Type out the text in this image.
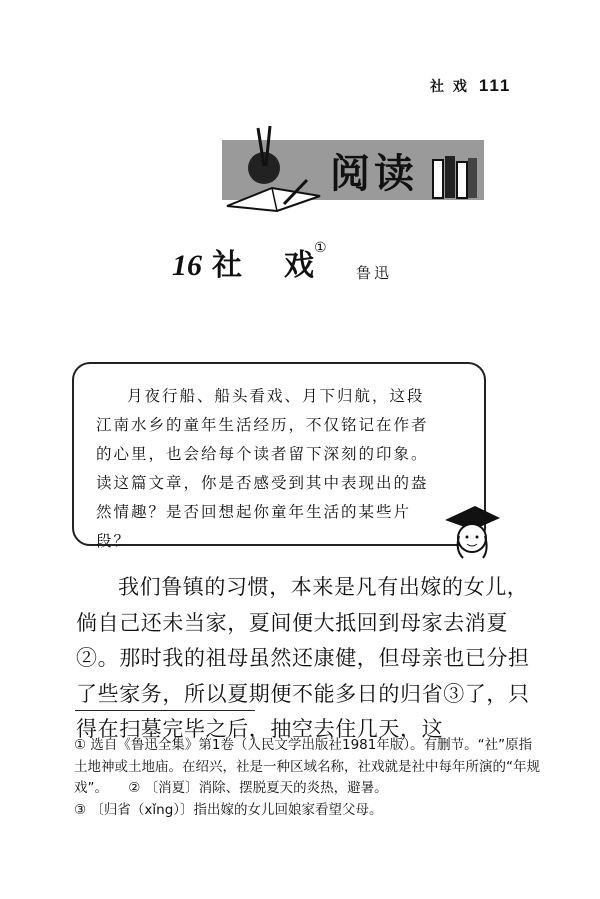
社 戏 111
阅读
16 社 戏①
鲁迅
月夜行船、船头看戏、月下归航，这段江南水乡的童年生活经历，不仅铭记在作者的心里，也会给每个读者留下深刻的印象。读这篇文章，你是否感受到其中表现出的盎然情趣？是否回想起你童年生活的某些片段？
我们鲁镇的习惯，本来是凡有出嫁的女儿，倘自己还未当家，夏间便大抵回到母家去消夏②。那时我的祖母虽然还康健，但母亲也已分担了些家务，所以夏期便不能多日的归省③了，只得在扫墓完毕之后，抽空去住几天，这

① 选自《鲁迅全集》第1卷（人民文学出版社1981年版）。有删节。“社”原指土地神或土地庙。在绍兴，社是一种区域名称，社戏就是社中每年所演的“年规戏”。　　② 〔消夏〕消除、摆脱夏天的炎热，避暑。

③ 〔归省（xǐng）〕指出嫁的女儿回娘家看望父母。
-*-*-
[Task objective]
Your task is to transcribe all of the records precisely, with no images included.

[Answer to this task]
Type out the text in this image.
社 戏 111
阅读
16 社 戏①
鲁迅
月夜行船、船头看戏、月下归航，这段江南水乡的童年生活经历，不仅铭记在作者的心里，也会给每个读者留下深刻的印象。读这篇文章，你是否感受到其中表现出的盎然情趣？是否回想起你童年生活的某些片段？
我们鲁镇的习惯，本来是凡有出嫁的女儿，倘自己还未当家，夏间便大抵回到母家去消夏②。那时我的祖母虽然还康健，但母亲也已分担了些家务，所以夏期便不能多日的归省③了，只得在扫墓完毕之后，抽空去住几天，这

① 选自《鲁迅全集》第1卷（人民文学出版社1981年版）。有删节。“社”原指土地神或土地庙。在绍兴，社是一种区域名称，社戏就是社中每年所演的“年规戏”。　　② 〔消夏〕消除、摆脱夏天的炎热，避暑。

③ 〔归省（xǐng）〕指出嫁的女儿回娘家看望父母。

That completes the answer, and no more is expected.